Directions for this task.
Leaving out all images, write out the records that follow exactly.

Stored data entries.

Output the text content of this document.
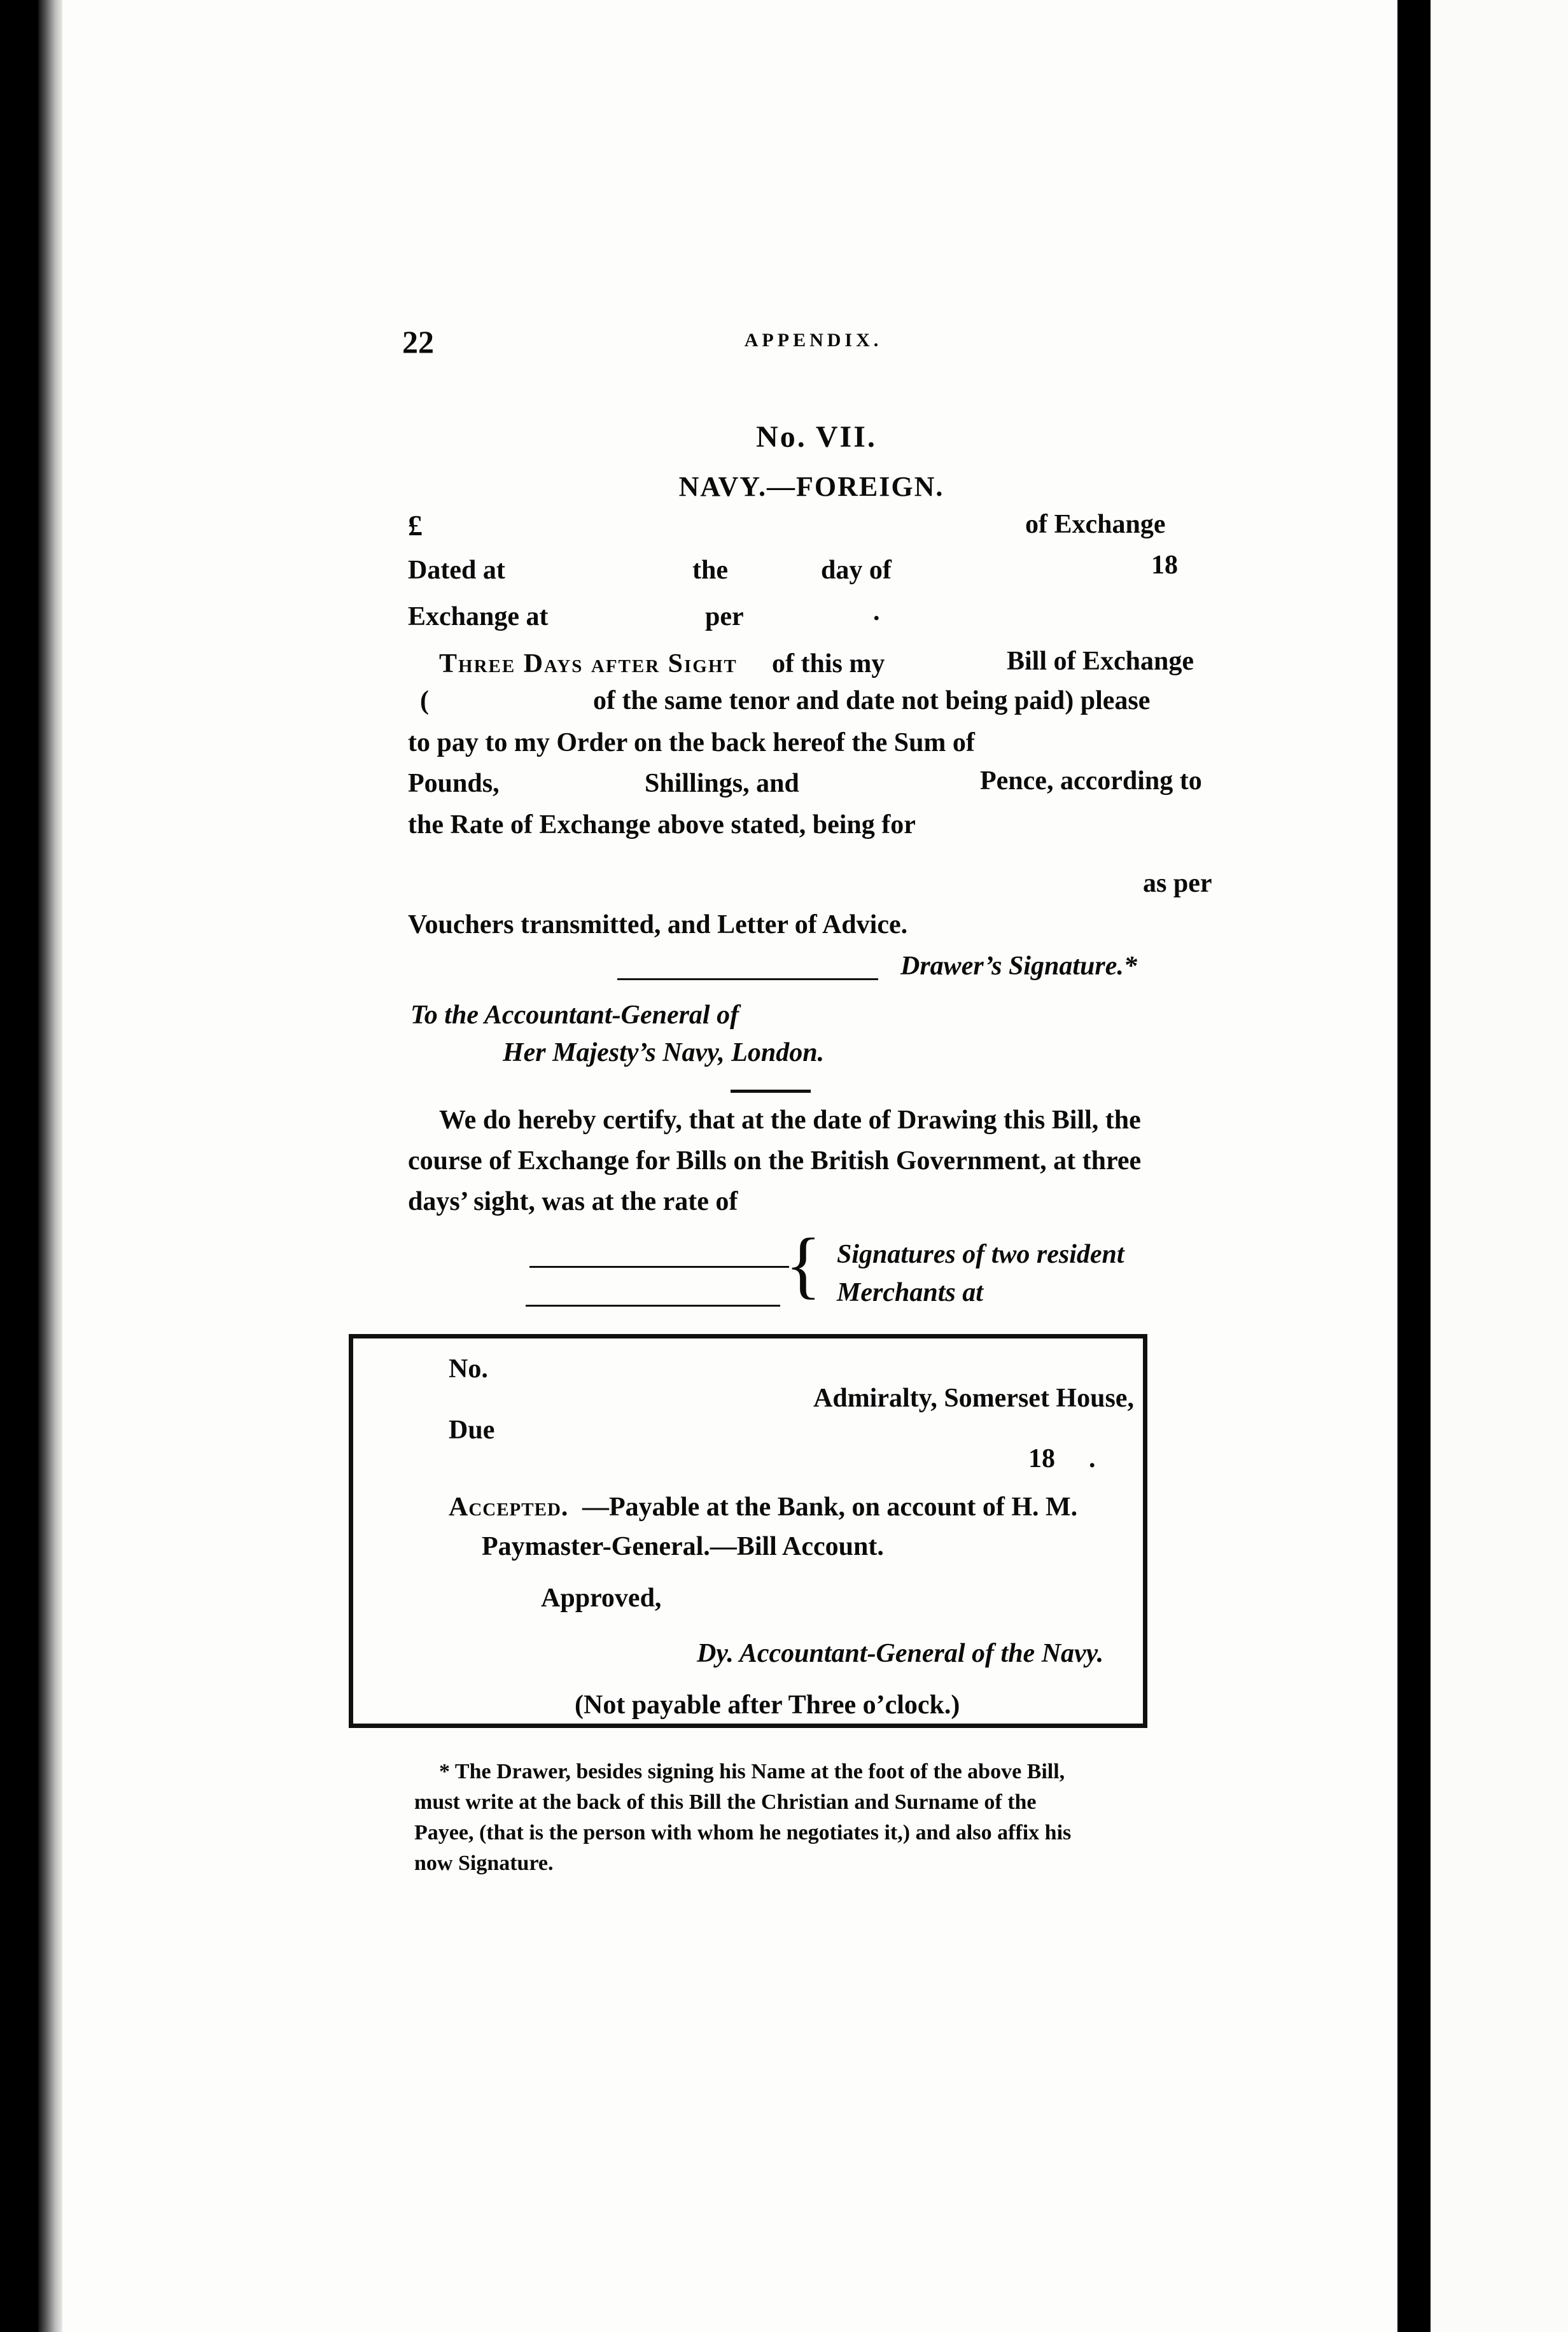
22	APPENDIX.
No. VII.
NAVY.—FOREIGN.
£	of Exchange
Dated at	the	day of	18
Exchange at	per	.
Three Days after Sight of this my	Bill of Exchange
(	of the same tenor and date not being paid) please
to pay to my Order on the back hereof the Sum of
Pounds,	Shillings, and	Pence, according to
the Rate of Exchange above stated, being for
as per
Vouchers transmitted, and Letter of Advice.
Drawer’s Signature.*
To the Accountant-General of
Her Majesty’s Navy, London.
We do hereby certify, that at the date of Drawing this Bill, the
course of Exchange for Bills on the British Government, at three
days’ sight, was at the rate of
{ Signatures of two resident
Merchants at
No.
Admiralty, Somerset House,
Due
18 .
Accepted. —Payable at the Bank, on account of H. M.
Paymaster-General.—Bill Account.
Approved,
Dy. Accountant-General of the Navy.
(Not payable after Three o’clock.)
* The Drawer, besides signing his Name at the foot of the above Bill,
must write at the back of this Bill the Christian and Surname of the
Payee, (that is the person with whom he negotiates it,) and also affix his
now Signature.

Answer to this task.
Output the text content of this document.
22	APPENDIX.
No. VII.
NAVY.—FOREIGN.
£	of Exchange
Dated at	the	day of	18
Exchange at	per	.
Three Days after Sight of this my	Bill of Exchange
(	of the same tenor and date not being paid) please
to pay to my Order on the back hereof the Sum of
Pounds,	Shillings, and	Pence, according to
the Rate of Exchange above stated, being for
as per
Vouchers transmitted, and Letter of Advice.
Drawer’s Signature.*
To the Accountant-General of
Her Majesty’s Navy, London.
We do hereby certify, that at the date of Drawing this Bill, the
course of Exchange for Bills on the British Government, at three
days’ sight, was at the rate of
{ Signatures of two resident
Merchants at
No.
Admiralty, Somerset House,
Due
18 .
Accepted. —Payable at the Bank, on account of H. M.
Paymaster-General.—Bill Account.
Approved,
Dy. Accountant-General of the Navy.
(Not payable after Three o’clock.)
* The Drawer, besides signing his Name at the foot of the above Bill,
must write at the back of this Bill the Christian and Surname of the
Payee, (that is the person with whom he negotiates it,) and also affix his
now Signature.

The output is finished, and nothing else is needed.